What this task involves:
Restate the entries below verbatim.

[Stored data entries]
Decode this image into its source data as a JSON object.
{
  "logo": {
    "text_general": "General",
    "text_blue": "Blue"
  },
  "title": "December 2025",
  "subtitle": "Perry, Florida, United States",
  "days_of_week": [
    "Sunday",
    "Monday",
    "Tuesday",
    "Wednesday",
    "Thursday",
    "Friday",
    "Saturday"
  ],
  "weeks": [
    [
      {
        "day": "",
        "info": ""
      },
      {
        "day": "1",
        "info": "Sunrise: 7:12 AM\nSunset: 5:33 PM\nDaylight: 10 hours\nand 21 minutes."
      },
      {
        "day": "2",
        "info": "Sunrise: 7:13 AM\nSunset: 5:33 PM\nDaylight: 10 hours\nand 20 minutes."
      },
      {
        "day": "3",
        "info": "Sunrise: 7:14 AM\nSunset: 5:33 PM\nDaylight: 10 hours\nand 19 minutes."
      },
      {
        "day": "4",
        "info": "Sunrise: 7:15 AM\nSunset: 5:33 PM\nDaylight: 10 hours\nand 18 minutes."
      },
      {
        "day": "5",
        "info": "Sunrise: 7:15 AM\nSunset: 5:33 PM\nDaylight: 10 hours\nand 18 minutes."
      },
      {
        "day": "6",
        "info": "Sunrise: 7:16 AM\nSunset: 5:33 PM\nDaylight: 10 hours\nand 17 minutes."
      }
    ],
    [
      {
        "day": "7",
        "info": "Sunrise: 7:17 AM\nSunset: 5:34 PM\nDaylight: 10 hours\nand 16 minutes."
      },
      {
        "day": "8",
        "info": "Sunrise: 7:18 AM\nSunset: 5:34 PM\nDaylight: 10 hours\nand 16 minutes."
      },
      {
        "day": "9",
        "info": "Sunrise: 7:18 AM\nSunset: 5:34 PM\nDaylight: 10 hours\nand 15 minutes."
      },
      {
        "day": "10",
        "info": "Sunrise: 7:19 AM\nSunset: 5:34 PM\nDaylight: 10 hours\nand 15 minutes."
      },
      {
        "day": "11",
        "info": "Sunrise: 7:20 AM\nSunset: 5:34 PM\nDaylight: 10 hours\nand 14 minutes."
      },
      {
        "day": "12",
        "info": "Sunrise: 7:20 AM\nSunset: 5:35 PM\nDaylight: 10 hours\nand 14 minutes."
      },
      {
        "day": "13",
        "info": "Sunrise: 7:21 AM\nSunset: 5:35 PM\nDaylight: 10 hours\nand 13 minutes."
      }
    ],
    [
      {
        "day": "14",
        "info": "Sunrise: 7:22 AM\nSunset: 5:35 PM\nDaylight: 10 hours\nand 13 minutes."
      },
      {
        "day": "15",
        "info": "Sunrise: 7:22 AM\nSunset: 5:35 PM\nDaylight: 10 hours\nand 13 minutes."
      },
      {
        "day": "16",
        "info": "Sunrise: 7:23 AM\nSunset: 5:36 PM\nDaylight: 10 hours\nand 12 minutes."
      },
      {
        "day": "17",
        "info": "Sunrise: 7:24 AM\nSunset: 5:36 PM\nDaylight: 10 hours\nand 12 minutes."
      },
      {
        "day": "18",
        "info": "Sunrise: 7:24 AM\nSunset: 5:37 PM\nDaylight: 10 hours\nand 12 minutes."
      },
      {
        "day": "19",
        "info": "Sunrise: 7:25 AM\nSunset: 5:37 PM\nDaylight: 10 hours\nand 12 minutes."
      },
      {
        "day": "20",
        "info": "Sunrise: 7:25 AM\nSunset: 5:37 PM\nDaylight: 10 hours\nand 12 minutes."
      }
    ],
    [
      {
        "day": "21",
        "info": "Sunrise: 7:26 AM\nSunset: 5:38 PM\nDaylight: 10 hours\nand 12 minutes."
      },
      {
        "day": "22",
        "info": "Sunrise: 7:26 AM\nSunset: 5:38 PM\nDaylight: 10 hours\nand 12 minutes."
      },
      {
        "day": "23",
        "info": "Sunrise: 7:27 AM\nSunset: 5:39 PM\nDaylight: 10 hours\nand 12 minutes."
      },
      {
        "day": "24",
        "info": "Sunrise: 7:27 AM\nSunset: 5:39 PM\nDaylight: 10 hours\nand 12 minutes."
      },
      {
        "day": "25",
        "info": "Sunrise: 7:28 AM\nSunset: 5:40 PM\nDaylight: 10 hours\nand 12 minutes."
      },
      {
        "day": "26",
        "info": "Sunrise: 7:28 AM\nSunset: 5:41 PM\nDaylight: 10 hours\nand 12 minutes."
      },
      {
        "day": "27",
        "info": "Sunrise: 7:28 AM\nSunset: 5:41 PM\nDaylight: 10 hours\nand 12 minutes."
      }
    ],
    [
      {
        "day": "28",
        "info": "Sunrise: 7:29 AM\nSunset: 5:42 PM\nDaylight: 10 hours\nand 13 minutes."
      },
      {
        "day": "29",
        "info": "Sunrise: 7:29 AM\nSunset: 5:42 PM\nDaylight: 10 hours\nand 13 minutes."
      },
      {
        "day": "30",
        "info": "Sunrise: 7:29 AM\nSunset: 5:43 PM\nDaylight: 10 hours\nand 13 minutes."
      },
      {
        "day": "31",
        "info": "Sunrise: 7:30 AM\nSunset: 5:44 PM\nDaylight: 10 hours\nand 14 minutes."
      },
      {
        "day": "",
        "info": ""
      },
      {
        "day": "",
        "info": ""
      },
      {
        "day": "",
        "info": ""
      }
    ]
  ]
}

Result:
Decode this image into its source data as a JSON object.
{
  "logo": {
    "text_general": "General",
    "text_blue": "Blue"
  },
  "title": "December 2025",
  "subtitle": "Perry, Florida, United States",
  "days_of_week": [
    "Sunday",
    "Monday",
    "Tuesday",
    "Wednesday",
    "Thursday",
    "Friday",
    "Saturday"
  ],
  "weeks": [
    [
      {
        "day": "",
        "info": ""
      },
      {
        "day": "1",
        "info": "Sunrise: 7:12 AM\nSunset: 5:33 PM\nDaylight: 10 hours\nand 21 minutes."
      },
      {
        "day": "2",
        "info": "Sunrise: 7:13 AM\nSunset: 5:33 PM\nDaylight: 10 hours\nand 20 minutes."
      },
      {
        "day": "3",
        "info": "Sunrise: 7:14 AM\nSunset: 5:33 PM\nDaylight: 10 hours\nand 19 minutes."
      },
      {
        "day": "4",
        "info": "Sunrise: 7:15 AM\nSunset: 5:33 PM\nDaylight: 10 hours\nand 18 minutes."
      },
      {
        "day": "5",
        "info": "Sunrise: 7:15 AM\nSunset: 5:33 PM\nDaylight: 10 hours\nand 18 minutes."
      },
      {
        "day": "6",
        "info": "Sunrise: 7:16 AM\nSunset: 5:33 PM\nDaylight: 10 hours\nand 17 minutes."
      }
    ],
    [
      {
        "day": "7",
        "info": "Sunrise: 7:17 AM\nSunset: 5:34 PM\nDaylight: 10 hours\nand 16 minutes."
      },
      {
        "day": "8",
        "info": "Sunrise: 7:18 AM\nSunset: 5:34 PM\nDaylight: 10 hours\nand 16 minutes."
      },
      {
        "day": "9",
        "info": "Sunrise: 7:18 AM\nSunset: 5:34 PM\nDaylight: 10 hours\nand 15 minutes."
      },
      {
        "day": "10",
        "info": "Sunrise: 7:19 AM\nSunset: 5:34 PM\nDaylight: 10 hours\nand 15 minutes."
      },
      {
        "day": "11",
        "info": "Sunrise: 7:20 AM\nSunset: 5:34 PM\nDaylight: 10 hours\nand 14 minutes."
      },
      {
        "day": "12",
        "info": "Sunrise: 7:20 AM\nSunset: 5:35 PM\nDaylight: 10 hours\nand 14 minutes."
      },
      {
        "day": "13",
        "info": "Sunrise: 7:21 AM\nSunset: 5:35 PM\nDaylight: 10 hours\nand 13 minutes."
      }
    ],
    [
      {
        "day": "14",
        "info": "Sunrise: 7:22 AM\nSunset: 5:35 PM\nDaylight: 10 hours\nand 13 minutes."
      },
      {
        "day": "15",
        "info": "Sunrise: 7:22 AM\nSunset: 5:35 PM\nDaylight: 10 hours\nand 13 minutes."
      },
      {
        "day": "16",
        "info": "Sunrise: 7:23 AM\nSunset: 5:36 PM\nDaylight: 10 hours\nand 12 minutes."
      },
      {
        "day": "17",
        "info": "Sunrise: 7:24 AM\nSunset: 5:36 PM\nDaylight: 10 hours\nand 12 minutes."
      },
      {
        "day": "18",
        "info": "Sunrise: 7:24 AM\nSunset: 5:37 PM\nDaylight: 10 hours\nand 12 minutes."
      },
      {
        "day": "19",
        "info": "Sunrise: 7:25 AM\nSunset: 5:37 PM\nDaylight: 10 hours\nand 12 minutes."
      },
      {
        "day": "20",
        "info": "Sunrise: 7:25 AM\nSunset: 5:37 PM\nDaylight: 10 hours\nand 12 minutes."
      }
    ],
    [
      {
        "day": "21",
        "info": "Sunrise: 7:26 AM\nSunset: 5:38 PM\nDaylight: 10 hours\nand 12 minutes."
      },
      {
        "day": "22",
        "info": "Sunrise: 7:26 AM\nSunset: 5:38 PM\nDaylight: 10 hours\nand 12 minutes."
      },
      {
        "day": "23",
        "info": "Sunrise: 7:27 AM\nSunset: 5:39 PM\nDaylight: 10 hours\nand 12 minutes."
      },
      {
        "day": "24",
        "info": "Sunrise: 7:27 AM\nSunset: 5:39 PM\nDaylight: 10 hours\nand 12 minutes."
      },
      {
        "day": "25",
        "info": "Sunrise: 7:28 AM\nSunset: 5:40 PM\nDaylight: 10 hours\nand 12 minutes."
      },
      {
        "day": "26",
        "info": "Sunrise: 7:28 AM\nSunset: 5:41 PM\nDaylight: 10 hours\nand 12 minutes."
      },
      {
        "day": "27",
        "info": "Sunrise: 7:28 AM\nSunset: 5:41 PM\nDaylight: 10 hours\nand 12 minutes."
      }
    ],
    [
      {
        "day": "28",
        "info": "Sunrise: 7:29 AM\nSunset: 5:42 PM\nDaylight: 10 hours\nand 13 minutes."
      },
      {
        "day": "29",
        "info": "Sunrise: 7:29 AM\nSunset: 5:42 PM\nDaylight: 10 hours\nand 13 minutes."
      },
      {
        "day": "30",
        "info": "Sunrise: 7:29 AM\nSunset: 5:43 PM\nDaylight: 10 hours\nand 13 minutes."
      },
      {
        "day": "31",
        "info": "Sunrise: 7:30 AM\nSunset: 5:44 PM\nDaylight: 10 hours\nand 14 minutes."
      },
      {
        "day": "",
        "info": ""
      },
      {
        "day": "",
        "info": ""
      },
      {
        "day": "",
        "info": ""
      }
    ]
  ]
}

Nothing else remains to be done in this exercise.